OBJECTIVE => Retype all of the entries below word for word, leaving the pictures out of your answer.

MATERIAL SUPPLIED =>
-- START --
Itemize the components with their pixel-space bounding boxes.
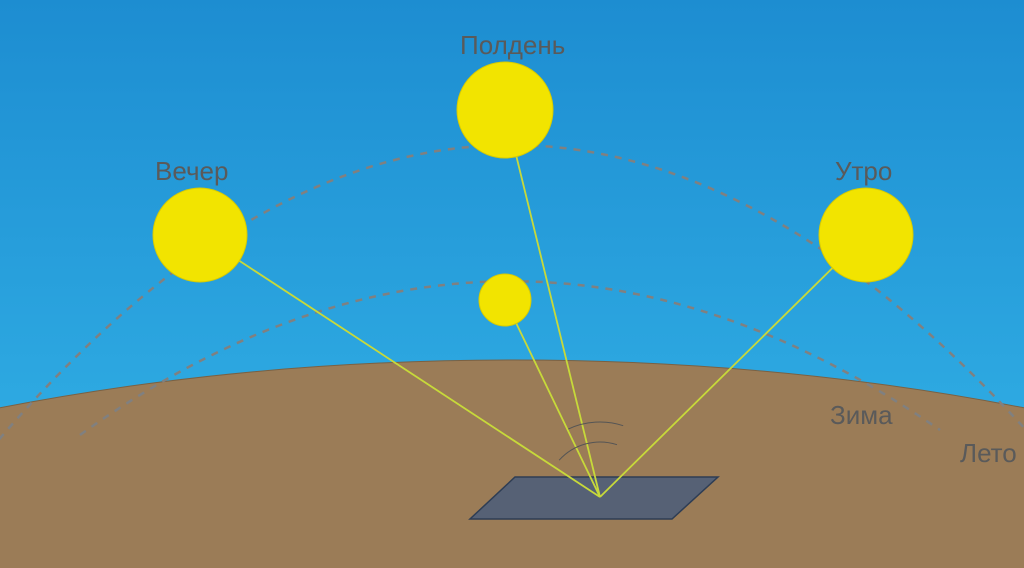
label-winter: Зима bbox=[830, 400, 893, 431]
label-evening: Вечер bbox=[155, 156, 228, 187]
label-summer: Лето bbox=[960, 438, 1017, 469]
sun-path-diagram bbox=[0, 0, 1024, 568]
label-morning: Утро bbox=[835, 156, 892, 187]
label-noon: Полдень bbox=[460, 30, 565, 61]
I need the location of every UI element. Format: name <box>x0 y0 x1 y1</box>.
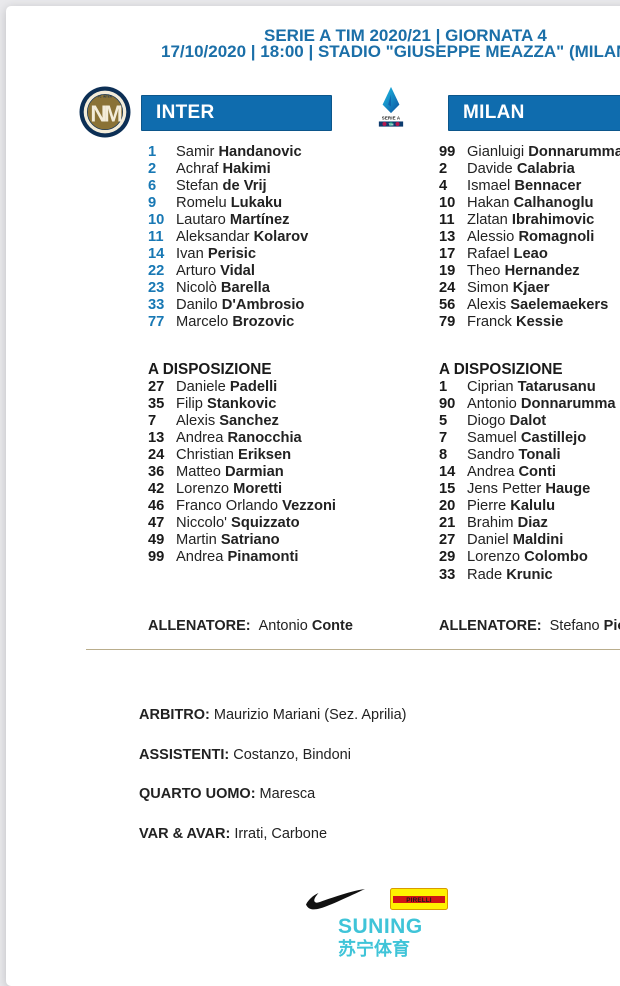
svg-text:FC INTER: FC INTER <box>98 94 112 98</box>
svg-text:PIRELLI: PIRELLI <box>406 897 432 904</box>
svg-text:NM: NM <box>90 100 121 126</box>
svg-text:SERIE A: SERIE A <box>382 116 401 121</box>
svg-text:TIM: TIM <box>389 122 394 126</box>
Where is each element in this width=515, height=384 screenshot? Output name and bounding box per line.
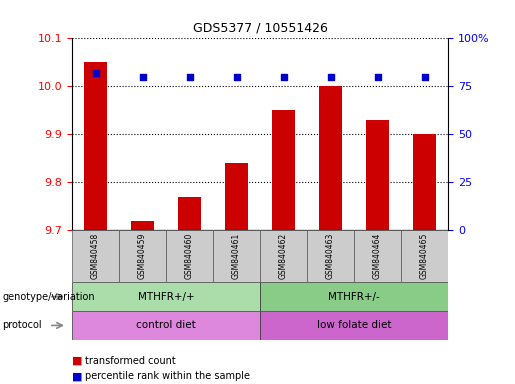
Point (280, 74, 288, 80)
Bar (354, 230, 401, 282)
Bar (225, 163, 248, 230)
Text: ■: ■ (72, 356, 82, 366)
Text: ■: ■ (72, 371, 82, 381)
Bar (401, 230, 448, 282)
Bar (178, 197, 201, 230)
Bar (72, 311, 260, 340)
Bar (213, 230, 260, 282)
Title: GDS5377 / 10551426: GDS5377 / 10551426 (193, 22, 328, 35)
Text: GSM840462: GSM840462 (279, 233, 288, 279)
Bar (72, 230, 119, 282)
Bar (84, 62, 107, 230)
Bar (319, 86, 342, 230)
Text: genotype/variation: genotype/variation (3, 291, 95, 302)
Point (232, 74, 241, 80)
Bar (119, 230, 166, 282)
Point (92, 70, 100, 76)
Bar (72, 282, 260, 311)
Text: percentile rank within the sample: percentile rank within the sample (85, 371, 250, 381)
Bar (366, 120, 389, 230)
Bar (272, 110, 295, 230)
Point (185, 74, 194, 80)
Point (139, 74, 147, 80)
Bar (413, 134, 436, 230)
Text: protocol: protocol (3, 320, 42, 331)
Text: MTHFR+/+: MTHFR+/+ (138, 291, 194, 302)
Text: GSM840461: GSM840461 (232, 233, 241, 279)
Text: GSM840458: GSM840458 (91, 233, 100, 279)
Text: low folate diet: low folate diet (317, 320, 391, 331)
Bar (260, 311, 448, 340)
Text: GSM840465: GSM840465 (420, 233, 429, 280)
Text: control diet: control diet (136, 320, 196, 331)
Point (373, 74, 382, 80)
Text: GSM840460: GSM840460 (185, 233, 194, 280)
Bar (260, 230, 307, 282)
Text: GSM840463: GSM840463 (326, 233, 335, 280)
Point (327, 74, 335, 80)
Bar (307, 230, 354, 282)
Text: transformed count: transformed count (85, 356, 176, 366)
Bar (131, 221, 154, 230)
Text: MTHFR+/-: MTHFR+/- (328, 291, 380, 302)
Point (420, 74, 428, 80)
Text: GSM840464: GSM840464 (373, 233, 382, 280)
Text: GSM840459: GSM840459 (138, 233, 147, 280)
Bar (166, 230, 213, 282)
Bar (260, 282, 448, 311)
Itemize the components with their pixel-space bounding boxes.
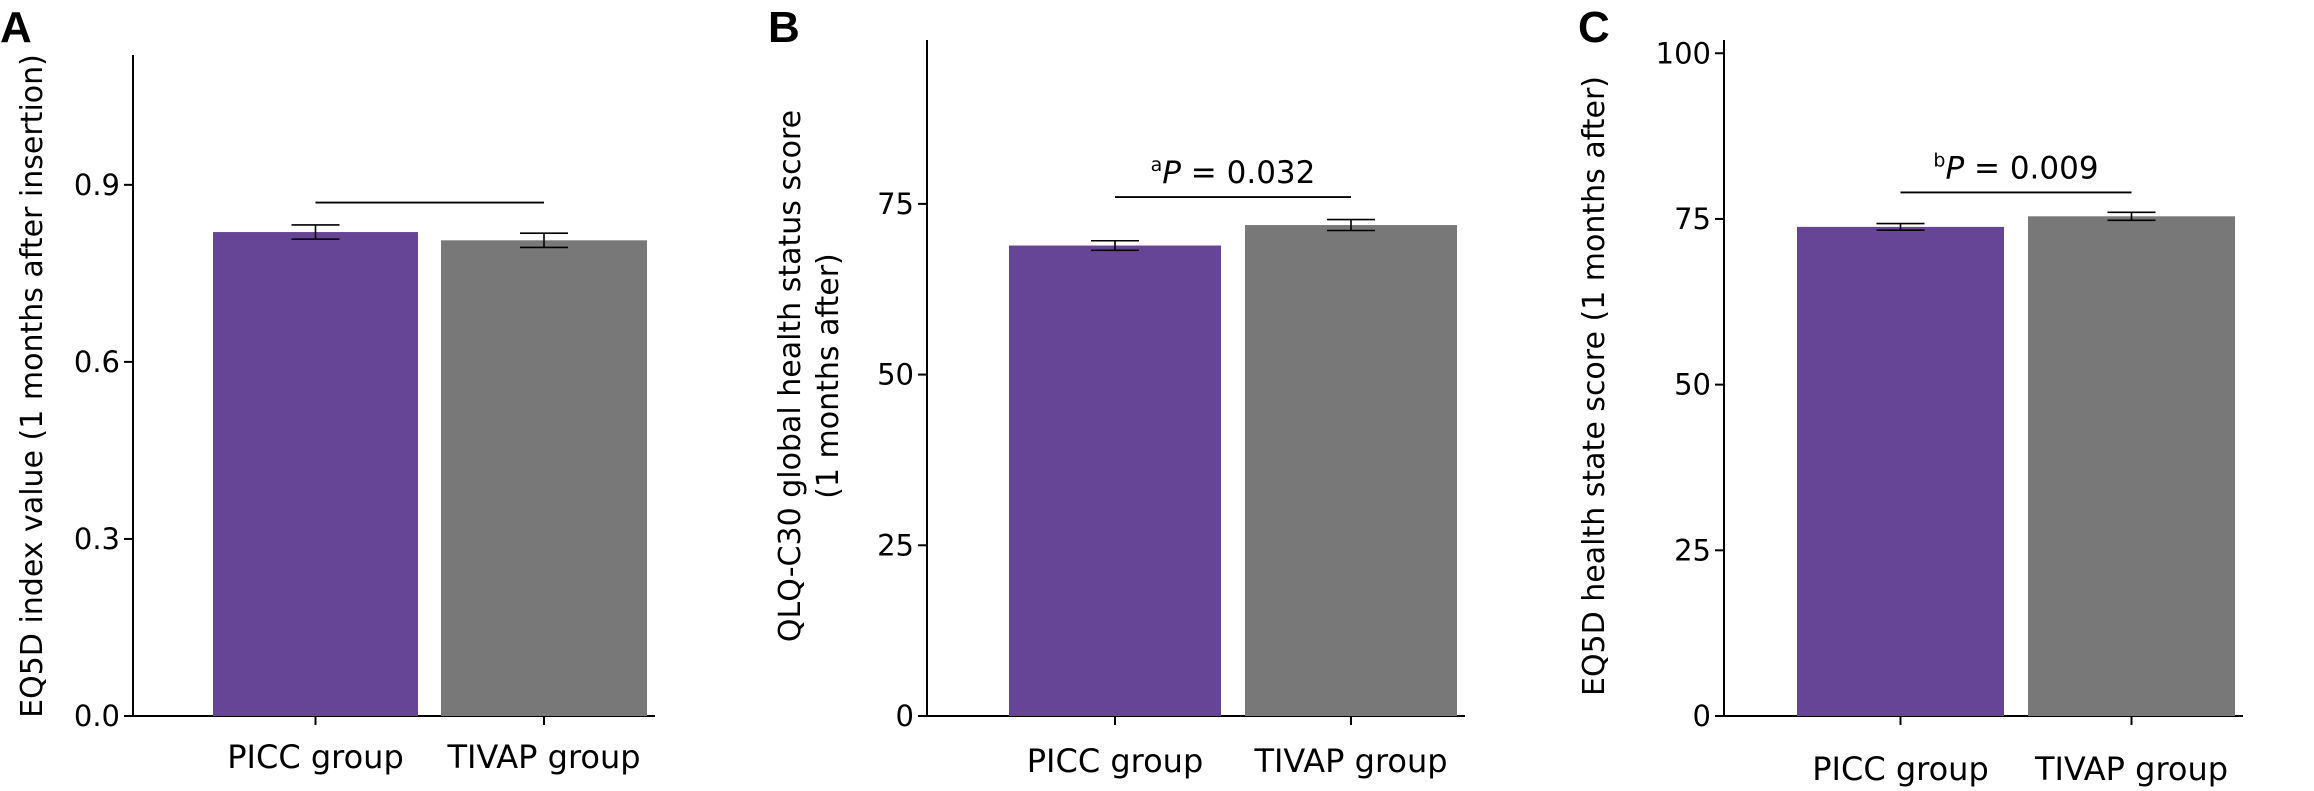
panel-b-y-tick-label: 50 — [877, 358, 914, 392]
-- END --
EXERCISE OUTPUT =>
Itemize the components with their pixel-space bounding boxes.
label-winter: Зима bbox=[830, 400, 893, 431]
label-evening: Вечер bbox=[155, 156, 228, 187]
label-summer: Лето bbox=[960, 438, 1017, 469]
sun-path-diagram bbox=[0, 0, 1024, 568]
label-morning: Утро bbox=[835, 156, 892, 187]
label-noon: Полдень bbox=[460, 30, 565, 61]
I need the location of every UI element. Format: name <box>x0 y0 x1 y1</box>.
svg-text:FC INTER: FC INTER <box>98 94 112 98</box>
svg-text:PIRELLI: PIRELLI <box>406 897 432 904</box>
svg-text:NM: NM <box>90 100 121 126</box>
svg-text:SERIE A: SERIE A <box>382 116 401 121</box>
svg-text:TIM: TIM <box>389 122 394 126</box>
Where is each element in this width=515, height=384 screenshot? Output name and bounding box per line.
Point (280, 74, 288, 80)
Bar (354, 230, 401, 282)
Bar (225, 163, 248, 230)
Text: ■: ■ (72, 356, 82, 366)
Text: ■: ■ (72, 371, 82, 381)
Bar (401, 230, 448, 282)
Bar (178, 197, 201, 230)
Bar (72, 311, 260, 340)
Bar (213, 230, 260, 282)
Title: GDS5377 / 10551426: GDS5377 / 10551426 (193, 22, 328, 35)
Text: GSM840462: GSM840462 (279, 233, 288, 279)
Bar (72, 230, 119, 282)
Bar (84, 62, 107, 230)
Bar (319, 86, 342, 230)
Text: genotype/variation: genotype/variation (3, 291, 95, 302)
Point (232, 74, 241, 80)
Bar (119, 230, 166, 282)
Point (92, 70, 100, 76)
Bar (72, 282, 260, 311)
Text: percentile rank within the sample: percentile rank within the sample (85, 371, 250, 381)
Bar (366, 120, 389, 230)
Bar (272, 110, 295, 230)
Point (185, 74, 194, 80)
Point (139, 74, 147, 80)
Bar (413, 134, 436, 230)
Text: protocol: protocol (3, 320, 42, 331)
Text: MTHFR+/+: MTHFR+/+ (138, 291, 194, 302)
Text: GSM840461: GSM840461 (232, 233, 241, 279)
Text: GSM840458: GSM840458 (91, 233, 100, 279)
Text: low folate diet: low folate diet (317, 320, 391, 331)
Bar (260, 311, 448, 340)
Text: GSM840465: GSM840465 (420, 233, 429, 280)
Text: control diet: control diet (136, 320, 196, 331)
Point (373, 74, 382, 80)
Text: GSM840460: GSM840460 (185, 233, 194, 280)
Bar (260, 230, 307, 282)
Text: GSM840463: GSM840463 (326, 233, 335, 280)
Point (327, 74, 335, 80)
Bar (307, 230, 354, 282)
Text: transformed count: transformed count (85, 356, 176, 366)
Bar (131, 221, 154, 230)
Text: MTHFR+/-: MTHFR+/- (328, 291, 380, 302)
Point (420, 74, 428, 80)
Text: GSM840464: GSM840464 (373, 233, 382, 280)
Text: GSM840459: GSM840459 (138, 233, 147, 280)
Bar (166, 230, 213, 282)
Bar (260, 282, 448, 311)
Itemize the components with their pixel-space bounding boxes.
panel-b-y-tick-label: 50 — [877, 358, 914, 392]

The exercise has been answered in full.